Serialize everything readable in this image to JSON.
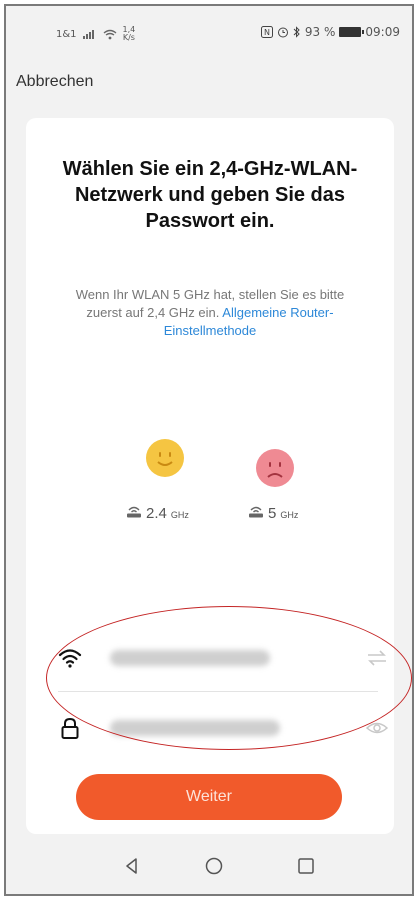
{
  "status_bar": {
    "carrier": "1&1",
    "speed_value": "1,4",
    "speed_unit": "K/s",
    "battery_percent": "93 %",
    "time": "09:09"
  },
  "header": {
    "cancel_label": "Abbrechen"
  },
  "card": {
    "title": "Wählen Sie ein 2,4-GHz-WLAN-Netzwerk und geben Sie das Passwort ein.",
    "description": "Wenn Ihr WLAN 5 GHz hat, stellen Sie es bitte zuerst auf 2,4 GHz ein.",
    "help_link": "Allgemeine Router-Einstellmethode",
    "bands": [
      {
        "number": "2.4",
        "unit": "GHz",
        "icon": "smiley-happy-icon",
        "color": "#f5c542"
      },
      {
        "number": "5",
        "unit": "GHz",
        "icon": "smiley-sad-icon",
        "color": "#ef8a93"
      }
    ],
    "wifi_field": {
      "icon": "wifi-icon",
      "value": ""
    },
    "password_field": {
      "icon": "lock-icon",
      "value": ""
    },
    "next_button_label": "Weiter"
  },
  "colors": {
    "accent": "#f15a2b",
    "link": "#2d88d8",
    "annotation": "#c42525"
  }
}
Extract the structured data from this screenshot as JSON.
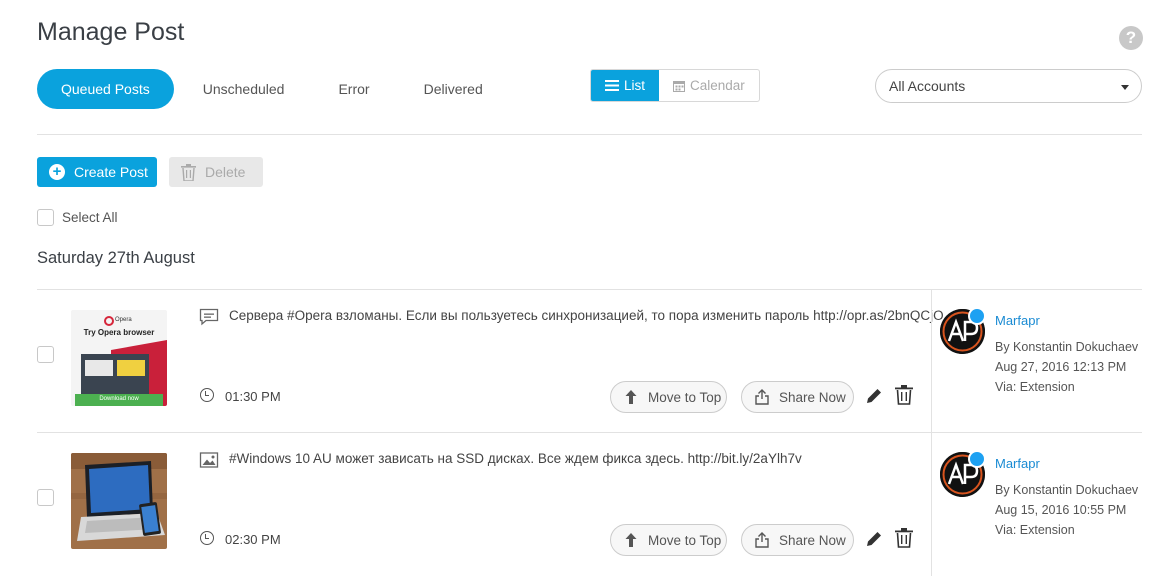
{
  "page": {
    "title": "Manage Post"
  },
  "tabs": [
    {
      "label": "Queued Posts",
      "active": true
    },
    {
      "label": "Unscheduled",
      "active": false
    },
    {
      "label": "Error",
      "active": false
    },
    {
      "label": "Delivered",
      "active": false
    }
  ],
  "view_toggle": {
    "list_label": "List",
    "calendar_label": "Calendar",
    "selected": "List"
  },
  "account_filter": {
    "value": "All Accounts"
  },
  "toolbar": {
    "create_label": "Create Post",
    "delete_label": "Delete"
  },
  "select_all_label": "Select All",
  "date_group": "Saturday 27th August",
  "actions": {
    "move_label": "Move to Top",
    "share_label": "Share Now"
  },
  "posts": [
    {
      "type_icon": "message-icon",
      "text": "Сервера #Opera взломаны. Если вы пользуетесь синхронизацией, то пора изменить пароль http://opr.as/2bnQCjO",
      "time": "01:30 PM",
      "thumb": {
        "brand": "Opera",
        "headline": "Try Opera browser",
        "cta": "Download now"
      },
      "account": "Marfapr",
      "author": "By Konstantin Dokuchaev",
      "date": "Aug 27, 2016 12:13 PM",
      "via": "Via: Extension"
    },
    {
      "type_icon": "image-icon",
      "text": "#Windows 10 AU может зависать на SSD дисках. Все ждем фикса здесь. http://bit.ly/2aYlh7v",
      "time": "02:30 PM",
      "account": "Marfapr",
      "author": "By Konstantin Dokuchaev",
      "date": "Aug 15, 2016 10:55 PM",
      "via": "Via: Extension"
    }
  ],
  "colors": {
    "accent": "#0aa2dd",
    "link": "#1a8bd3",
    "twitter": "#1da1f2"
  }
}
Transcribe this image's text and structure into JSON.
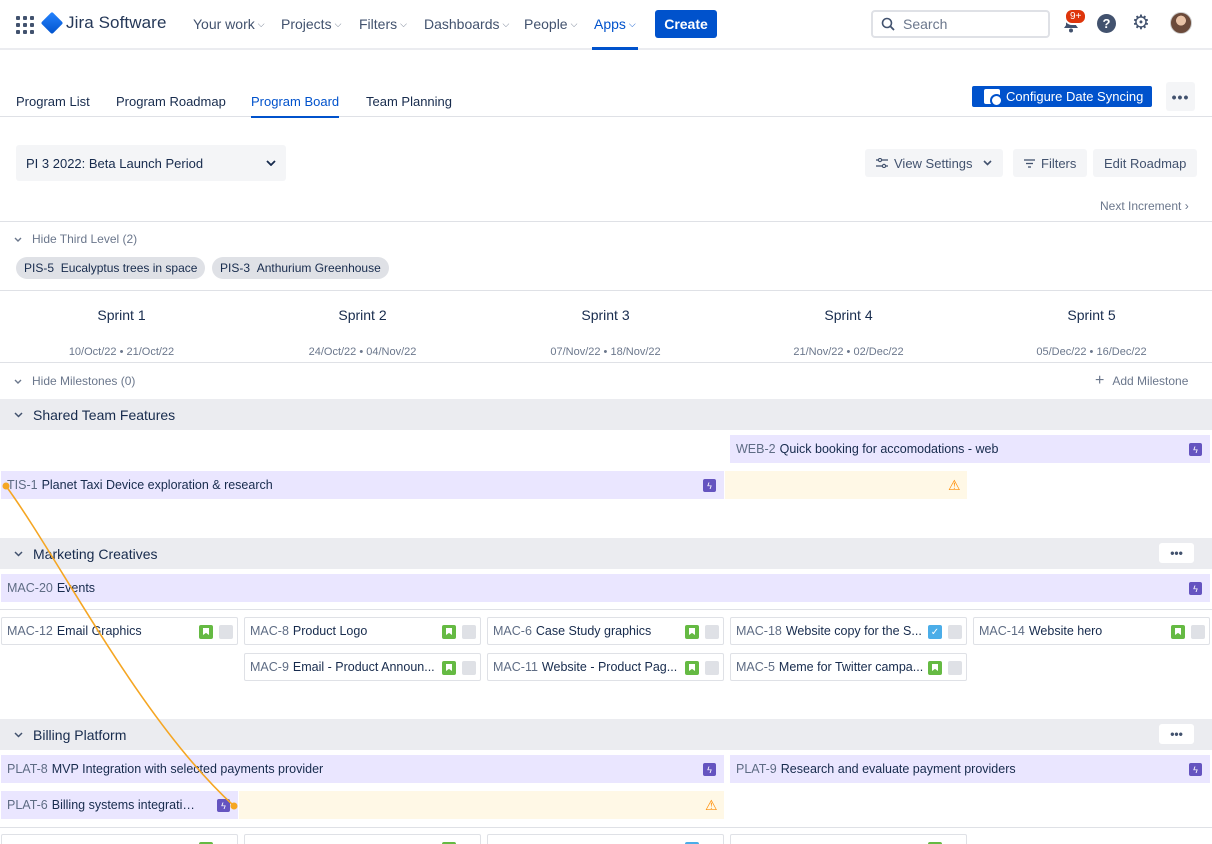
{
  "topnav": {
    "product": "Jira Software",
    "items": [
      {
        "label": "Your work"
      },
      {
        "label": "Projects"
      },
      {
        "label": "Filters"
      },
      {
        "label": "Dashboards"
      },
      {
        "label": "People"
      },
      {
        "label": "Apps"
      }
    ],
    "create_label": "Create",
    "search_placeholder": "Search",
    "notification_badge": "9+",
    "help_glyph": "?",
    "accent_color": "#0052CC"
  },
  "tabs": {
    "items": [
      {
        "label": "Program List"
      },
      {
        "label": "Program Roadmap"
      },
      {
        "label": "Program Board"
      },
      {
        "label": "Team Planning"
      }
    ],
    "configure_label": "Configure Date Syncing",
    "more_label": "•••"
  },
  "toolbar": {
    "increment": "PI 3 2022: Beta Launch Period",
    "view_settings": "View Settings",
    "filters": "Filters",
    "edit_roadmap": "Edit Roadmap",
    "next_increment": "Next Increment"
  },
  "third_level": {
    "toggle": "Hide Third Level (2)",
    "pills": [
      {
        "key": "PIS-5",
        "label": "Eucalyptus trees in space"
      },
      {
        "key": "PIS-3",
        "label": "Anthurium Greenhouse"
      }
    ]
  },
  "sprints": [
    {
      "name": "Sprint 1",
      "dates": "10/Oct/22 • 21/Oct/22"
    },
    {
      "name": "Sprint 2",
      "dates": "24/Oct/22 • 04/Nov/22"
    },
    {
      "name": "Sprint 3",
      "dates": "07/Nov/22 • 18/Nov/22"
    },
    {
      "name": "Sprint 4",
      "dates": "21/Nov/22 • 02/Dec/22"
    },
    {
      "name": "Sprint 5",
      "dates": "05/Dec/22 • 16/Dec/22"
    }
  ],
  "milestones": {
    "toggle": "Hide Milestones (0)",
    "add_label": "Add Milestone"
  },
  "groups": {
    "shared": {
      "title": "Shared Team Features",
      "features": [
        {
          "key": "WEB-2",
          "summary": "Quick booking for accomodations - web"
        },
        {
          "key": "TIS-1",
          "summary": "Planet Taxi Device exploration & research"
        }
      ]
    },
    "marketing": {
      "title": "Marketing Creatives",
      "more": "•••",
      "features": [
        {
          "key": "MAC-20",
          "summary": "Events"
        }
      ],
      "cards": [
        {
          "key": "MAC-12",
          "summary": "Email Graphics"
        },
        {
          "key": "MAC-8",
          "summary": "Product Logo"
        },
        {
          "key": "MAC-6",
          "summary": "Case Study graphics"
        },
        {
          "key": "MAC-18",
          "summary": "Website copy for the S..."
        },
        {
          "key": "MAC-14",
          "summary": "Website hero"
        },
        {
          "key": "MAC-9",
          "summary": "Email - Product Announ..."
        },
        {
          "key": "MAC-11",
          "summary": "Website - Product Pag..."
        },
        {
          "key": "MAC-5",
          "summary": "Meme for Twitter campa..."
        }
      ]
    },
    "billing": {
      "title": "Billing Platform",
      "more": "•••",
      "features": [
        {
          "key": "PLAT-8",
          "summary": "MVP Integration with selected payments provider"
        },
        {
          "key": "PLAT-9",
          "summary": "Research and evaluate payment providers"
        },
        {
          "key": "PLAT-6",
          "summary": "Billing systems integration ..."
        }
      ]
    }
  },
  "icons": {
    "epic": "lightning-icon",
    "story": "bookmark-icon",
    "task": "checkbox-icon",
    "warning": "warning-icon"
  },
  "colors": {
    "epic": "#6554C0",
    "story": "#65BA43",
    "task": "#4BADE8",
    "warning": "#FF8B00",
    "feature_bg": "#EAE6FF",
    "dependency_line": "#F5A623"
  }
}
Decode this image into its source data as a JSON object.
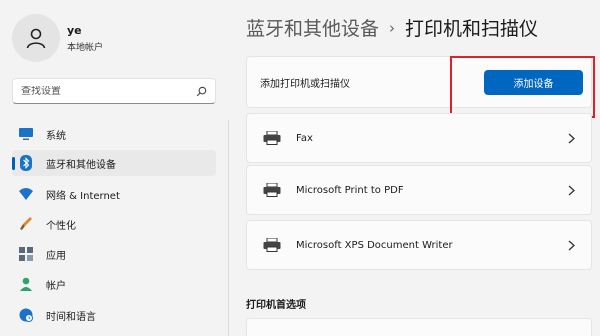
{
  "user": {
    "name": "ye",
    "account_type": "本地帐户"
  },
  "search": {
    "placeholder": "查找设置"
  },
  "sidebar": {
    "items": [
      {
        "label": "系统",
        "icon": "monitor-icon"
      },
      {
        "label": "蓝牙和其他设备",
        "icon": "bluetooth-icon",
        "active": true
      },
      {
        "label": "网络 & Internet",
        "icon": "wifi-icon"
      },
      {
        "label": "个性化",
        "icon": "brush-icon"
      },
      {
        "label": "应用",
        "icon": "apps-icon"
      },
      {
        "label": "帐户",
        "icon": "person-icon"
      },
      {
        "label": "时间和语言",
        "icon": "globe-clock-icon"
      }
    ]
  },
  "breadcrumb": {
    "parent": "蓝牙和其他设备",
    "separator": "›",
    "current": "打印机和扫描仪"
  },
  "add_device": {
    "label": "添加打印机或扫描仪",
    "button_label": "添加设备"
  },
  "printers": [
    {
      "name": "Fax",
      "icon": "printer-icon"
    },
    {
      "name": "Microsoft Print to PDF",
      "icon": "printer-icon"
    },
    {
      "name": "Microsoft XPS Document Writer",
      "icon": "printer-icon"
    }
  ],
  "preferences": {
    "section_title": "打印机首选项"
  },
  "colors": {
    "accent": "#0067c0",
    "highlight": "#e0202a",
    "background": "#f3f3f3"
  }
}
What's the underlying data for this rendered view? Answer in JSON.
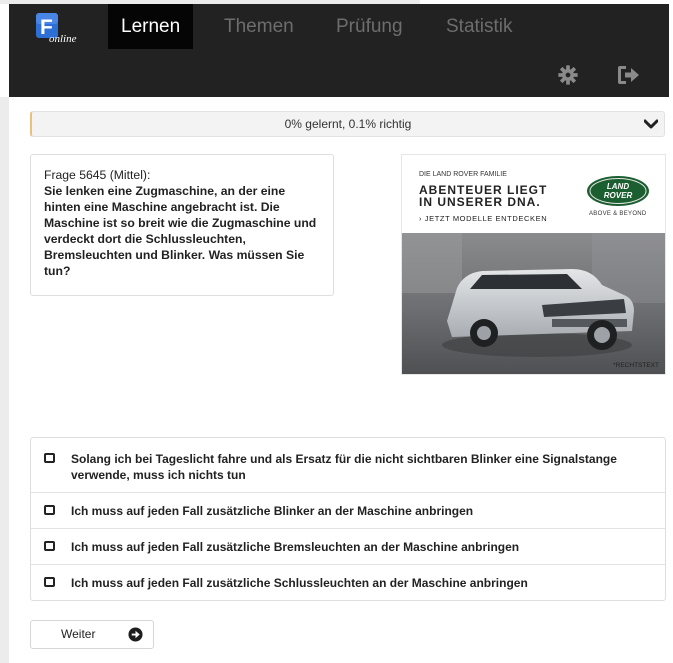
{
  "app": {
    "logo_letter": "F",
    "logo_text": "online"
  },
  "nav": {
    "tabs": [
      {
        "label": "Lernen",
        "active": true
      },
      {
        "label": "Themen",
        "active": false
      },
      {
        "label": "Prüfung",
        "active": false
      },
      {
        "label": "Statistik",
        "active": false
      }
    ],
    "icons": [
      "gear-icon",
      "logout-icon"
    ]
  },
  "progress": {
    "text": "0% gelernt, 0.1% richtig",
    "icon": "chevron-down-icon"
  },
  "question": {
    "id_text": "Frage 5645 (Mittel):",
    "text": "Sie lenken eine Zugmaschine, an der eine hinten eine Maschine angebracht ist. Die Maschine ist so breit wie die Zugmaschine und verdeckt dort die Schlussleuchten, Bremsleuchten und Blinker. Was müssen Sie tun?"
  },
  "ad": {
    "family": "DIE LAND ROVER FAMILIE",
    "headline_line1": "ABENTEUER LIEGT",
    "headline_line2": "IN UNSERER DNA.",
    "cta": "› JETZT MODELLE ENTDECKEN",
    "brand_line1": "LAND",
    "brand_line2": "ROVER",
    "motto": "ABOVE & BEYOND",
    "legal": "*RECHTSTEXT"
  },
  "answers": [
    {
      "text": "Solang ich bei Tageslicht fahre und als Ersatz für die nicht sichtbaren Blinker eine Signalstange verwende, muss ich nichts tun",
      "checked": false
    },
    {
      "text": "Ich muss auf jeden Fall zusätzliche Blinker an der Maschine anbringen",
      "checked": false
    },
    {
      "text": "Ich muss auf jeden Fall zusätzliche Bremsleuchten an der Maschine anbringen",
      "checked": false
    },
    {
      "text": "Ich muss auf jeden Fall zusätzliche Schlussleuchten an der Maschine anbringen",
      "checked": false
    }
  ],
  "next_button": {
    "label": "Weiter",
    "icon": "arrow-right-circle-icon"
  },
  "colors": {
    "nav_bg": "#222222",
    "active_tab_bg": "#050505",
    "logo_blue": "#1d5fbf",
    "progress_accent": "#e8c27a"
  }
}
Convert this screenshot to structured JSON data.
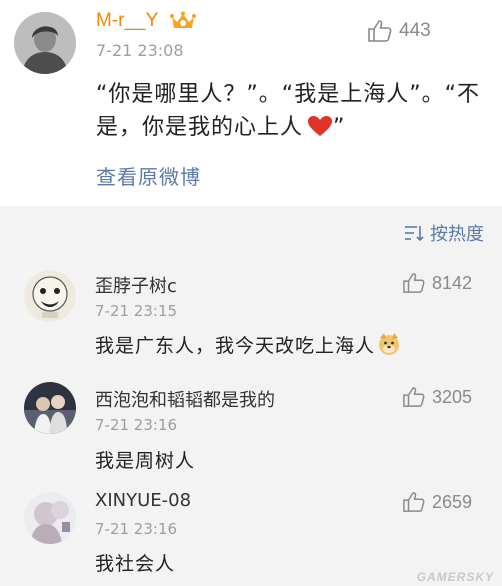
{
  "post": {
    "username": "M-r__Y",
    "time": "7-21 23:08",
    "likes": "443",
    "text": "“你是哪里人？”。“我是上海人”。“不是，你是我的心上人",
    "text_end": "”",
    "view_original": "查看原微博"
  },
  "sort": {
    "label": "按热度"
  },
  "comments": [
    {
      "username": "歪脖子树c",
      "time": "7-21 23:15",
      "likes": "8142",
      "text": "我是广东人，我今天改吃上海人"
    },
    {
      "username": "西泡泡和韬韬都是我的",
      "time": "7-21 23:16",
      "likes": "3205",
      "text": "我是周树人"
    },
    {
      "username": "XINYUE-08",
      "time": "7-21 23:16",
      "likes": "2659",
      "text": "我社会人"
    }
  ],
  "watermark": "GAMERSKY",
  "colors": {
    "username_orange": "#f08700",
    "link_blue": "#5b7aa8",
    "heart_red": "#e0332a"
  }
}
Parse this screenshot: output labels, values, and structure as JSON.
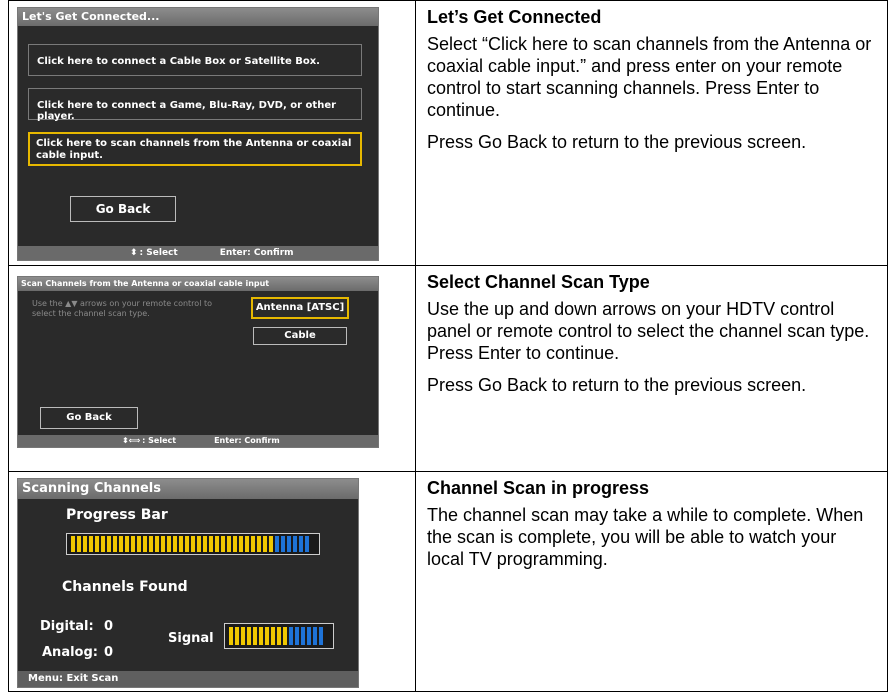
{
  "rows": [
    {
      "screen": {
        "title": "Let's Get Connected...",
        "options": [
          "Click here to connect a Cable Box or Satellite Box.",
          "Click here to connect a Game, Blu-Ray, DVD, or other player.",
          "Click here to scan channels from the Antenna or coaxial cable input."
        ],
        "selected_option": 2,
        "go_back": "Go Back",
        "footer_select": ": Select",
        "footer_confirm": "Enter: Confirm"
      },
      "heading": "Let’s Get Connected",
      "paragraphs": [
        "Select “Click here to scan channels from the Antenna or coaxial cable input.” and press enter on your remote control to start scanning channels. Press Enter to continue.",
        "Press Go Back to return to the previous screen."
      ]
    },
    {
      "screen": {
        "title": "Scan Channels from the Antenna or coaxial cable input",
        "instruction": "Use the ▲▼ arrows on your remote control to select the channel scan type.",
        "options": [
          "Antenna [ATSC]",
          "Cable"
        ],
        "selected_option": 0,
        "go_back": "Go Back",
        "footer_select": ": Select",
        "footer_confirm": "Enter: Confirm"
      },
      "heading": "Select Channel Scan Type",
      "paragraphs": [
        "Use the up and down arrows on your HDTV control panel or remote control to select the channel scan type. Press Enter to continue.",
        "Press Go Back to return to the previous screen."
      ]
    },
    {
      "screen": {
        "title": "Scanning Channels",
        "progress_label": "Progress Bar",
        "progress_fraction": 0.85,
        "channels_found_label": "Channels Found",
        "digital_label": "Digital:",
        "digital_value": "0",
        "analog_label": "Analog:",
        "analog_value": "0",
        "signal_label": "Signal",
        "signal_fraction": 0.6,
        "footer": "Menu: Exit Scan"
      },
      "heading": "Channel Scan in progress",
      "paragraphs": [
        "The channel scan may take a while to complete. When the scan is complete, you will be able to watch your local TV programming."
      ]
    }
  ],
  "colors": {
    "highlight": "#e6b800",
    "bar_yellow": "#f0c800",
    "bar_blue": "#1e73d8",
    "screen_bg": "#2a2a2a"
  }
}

### REQUIREMENT
Copy every line from the entries that contains the word "smiley".

### COMPLETE RESPONSE
        "icon": "smiley-happy-icon",
        "icon": "smiley-sad-icon",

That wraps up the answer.